--- Start of DATA TO USE ---

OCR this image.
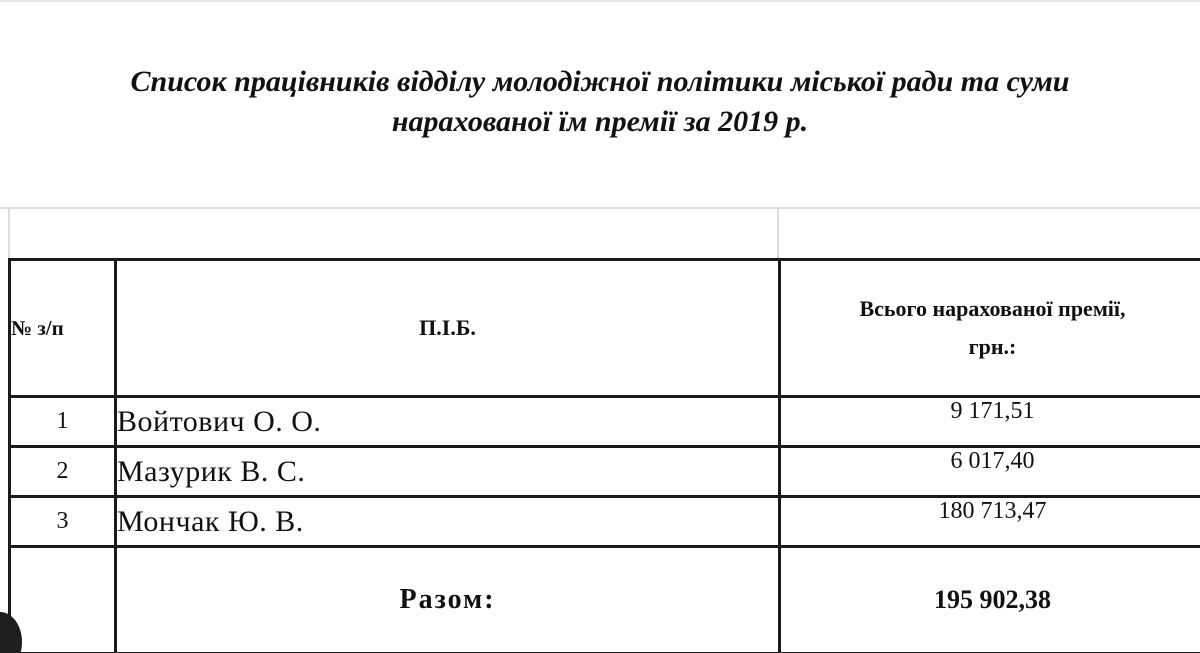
Список працівників відділу молодіжної політики міської ради та суми
нарахованої їм премії за 2019 р.
№ з/п	П.І.Б.	Всього нарахованої премії,
грн.:

1	Войтович О. О.	9 171,51
2	Мазурик В. С.	6 017,40
3	Мончак Ю. В.	180 713,47
	Разом:	195 902,38
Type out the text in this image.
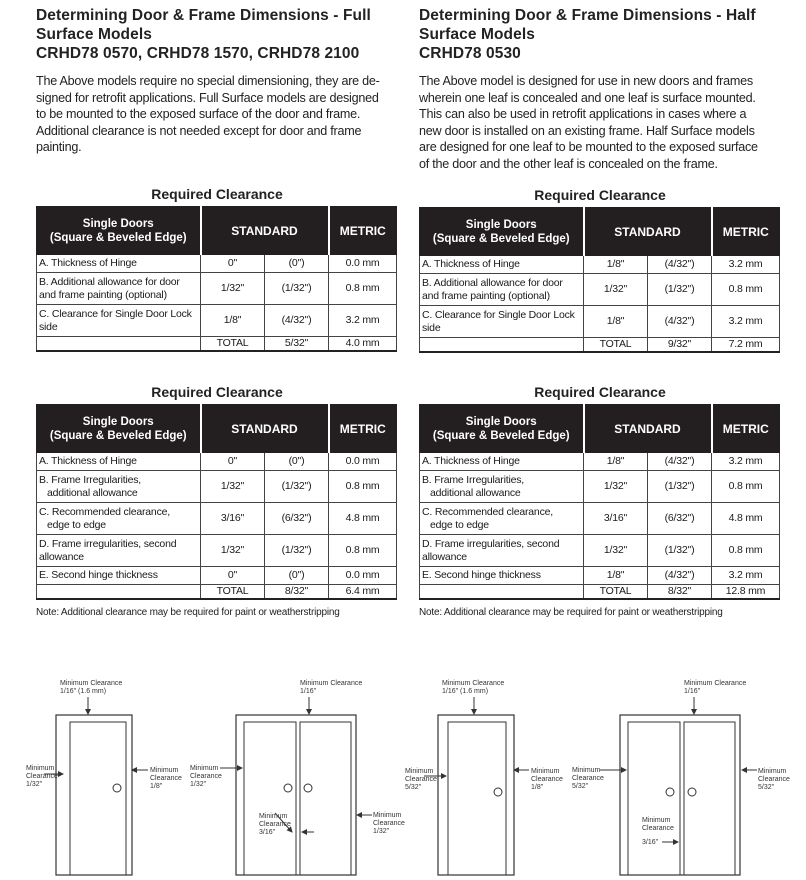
Determining Door & Frame Dimensions - Full
Surface Models
CRHD78 0570, CRHD78 1570, CRHD78 2100

The Above models require no special dimensioning, they are de-
signed for retrofit applications. Full Surface models are designed
to be mounted to the exposed surface of the door and frame.
Additional clearance is not needed except for door and frame
painting.

Determining Door & Frame Dimensions - Half
Surface Models
CRHD78 0530

The Above model is designed for use in new doors and frames
wherein one leaf is concealed and one leaf is surface mounted.
This can also be used in retrofit applications in cases where a
new door is installed on an existing frame. Half Surface models
are designed for one leaf to be mounted to the exposed surface
of the door and the other leaf is concealed on the frame.

Required Clearance

Single Doors
(Square & Beveled Edge)	STANDARD		METRIC
A. Thickness of Hinge	0"	(0")	0.0 mm
B. Additional allowance for door
and frame painting (optional)	1/32"	(1/32")	0.8 mm
C. Clearance for Single Door Lock
side	1/8"	(4/32")	3.2 mm
	TOTAL	5/32"	4.0 mm

Required Clearance

Single Doors
(Square & Beveled Edge)	STANDARD		METRIC
A. Thickness of Hinge	1/8"	(4/32")	3.2 mm
B. Additional allowance for door
and frame painting (optional)	1/32"	(1/32")	0.8 mm
C. Clearance for Single Door Lock
side	1/8"	(4/32")	3.2 mm
	TOTAL	9/32"	7.2 mm

Required Clearance

Single Doors
(Square & Beveled Edge)	STANDARD		METRIC
A. Thickness of Hinge	0"	(0")	0.0 mm
B. Frame Irregularities,
additional allowance	1/32"	(1/32")	0.8 mm
C. Recommended clearance,
edge to edge	3/16"	(6/32")	4.8 mm
D. Frame irregularities, second
allowance	1/32"	(1/32")	0.8 mm
E. Second hinge thickness	0"	(0")	0.0 mm
	TOTAL	8/32"	6.4 mm
Note: Additional clearance may be required for paint or weatherstripping

Required Clearance

Single Doors
(Square & Beveled Edge)	STANDARD		METRIC
A. Thickness of Hinge	1/8"	(4/32")	3.2 mm
B. Frame Irregularities,
additional allowance	1/32"	(1/32")	0.8 mm
C. Recommended clearance,
edge to edge	3/16"	(6/32")	4.8 mm
D. Frame irregularities, second
allowance	1/32"	(1/32")	0.8 mm
E. Second hinge thickness	1/8"	(4/32")	3.2 mm
	TOTAL	8/32"	12.8 mm
Note: Additional clearance may be required for paint or weatherstripping
Minimum Clearance
1/16" (1.6 mm)
Minimum
Clearance
1/32"
Minimum
Clearance
1/8"
Minimum Clearance
1/16"
Minimum
Clearance
1/32"
Minimum
Clearance
1/32"
Minimum
Clearance
3/16"
Minimum Clearance
1/16" (1.6 mm)
Minimum
Clearance
5/32"
Minimum
Clearance
1/8"
Minimum Clearance
1/16"
Minimum
Clearance
5/32"
Minimum
Clearance
5/32"
Minimum
Clearance
3/16"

--- End of DATA TO USE ---

* PROBLEM REQUIREMENTS: Reproduce every line exactly and omit all pictures.

* CORRECT RESULT:
OCR this image.
Список працівників відділу молодіжної політики міської ради та суми
нарахованої їм премії за 2019 р.
№ з/п	П.І.Б.	Всього нарахованої премії,
грн.:

1	Войтович О. О.	9 171,51
2	Мазурик В. С.	6 017,40
3	Мончак Ю. В.	180 713,47
	Разом:	195 902,38
Type out the text in this image.
Determining Door & Frame Dimensions - Full
Surface Models
CRHD78 0570, CRHD78 1570, CRHD78 2100

The Above models require no special dimensioning, they are de-
signed for retrofit applications. Full Surface models are designed
to be mounted to the exposed surface of the door and frame.
Additional clearance is not needed except for door and frame
painting.

Determining Door & Frame Dimensions - Half
Surface Models
CRHD78 0530

The Above model is designed for use in new doors and frames
wherein one leaf is concealed and one leaf is surface mounted.
This can also be used in retrofit applications in cases where a
new door is installed on an existing frame. Half Surface models
are designed for one leaf to be mounted to the exposed surface
of the door and the other leaf is concealed on the frame.

Required Clearance

Single Doors
(Square & Beveled Edge)	STANDARD		METRIC
A. Thickness of Hinge	0"	(0")	0.0 mm
B. Additional allowance for door
and frame painting (optional)	1/32"	(1/32")	0.8 mm
C. Clearance for Single Door Lock
side	1/8"	(4/32")	3.2 mm
	TOTAL	5/32"	4.0 mm

Required Clearance

Single Doors
(Square & Beveled Edge)	STANDARD		METRIC
A. Thickness of Hinge	1/8"	(4/32")	3.2 mm
B. Additional allowance for door
and frame painting (optional)	1/32"	(1/32")	0.8 mm
C. Clearance for Single Door Lock
side	1/8"	(4/32")	3.2 mm
	TOTAL	9/32"	7.2 mm

Required Clearance

Single Doors
(Square & Beveled Edge)	STANDARD		METRIC
A. Thickness of Hinge	0"	(0")	0.0 mm
B. Frame Irregularities,
additional allowance	1/32"	(1/32")	0.8 mm
C. Recommended clearance,
edge to edge	3/16"	(6/32")	4.8 mm
D. Frame irregularities, second
allowance	1/32"	(1/32")	0.8 mm
E. Second hinge thickness	0"	(0")	0.0 mm
	TOTAL	8/32"	6.4 mm
Note: Additional clearance may be required for paint or weatherstripping

Required Clearance

Single Doors
(Square & Beveled Edge)	STANDARD		METRIC
A. Thickness of Hinge	1/8"	(4/32")	3.2 mm
B. Frame Irregularities,
additional allowance	1/32"	(1/32")	0.8 mm
C. Recommended clearance,
edge to edge	3/16"	(6/32")	4.8 mm
D. Frame irregularities, second
allowance	1/32"	(1/32")	0.8 mm
E. Second hinge thickness	1/8"	(4/32")	3.2 mm
	TOTAL	8/32"	12.8 mm
Note: Additional clearance may be required for paint or weatherstripping
Minimum Clearance
1/16" (1.6 mm)
Minimum
Clearance
1/32"
Minimum
Clearance
1/8"
Minimum Clearance
1/16"
Minimum
Clearance
1/32"
Minimum
Clearance
1/32"
Minimum
Clearance
3/16"
Minimum Clearance
1/16" (1.6 mm)
Minimum
Clearance
5/32"
Minimum
Clearance
1/8"
Minimum Clearance
1/16"
Minimum
Clearance
5/32"
Minimum
Clearance
5/32"
Minimum
Clearance
3/16"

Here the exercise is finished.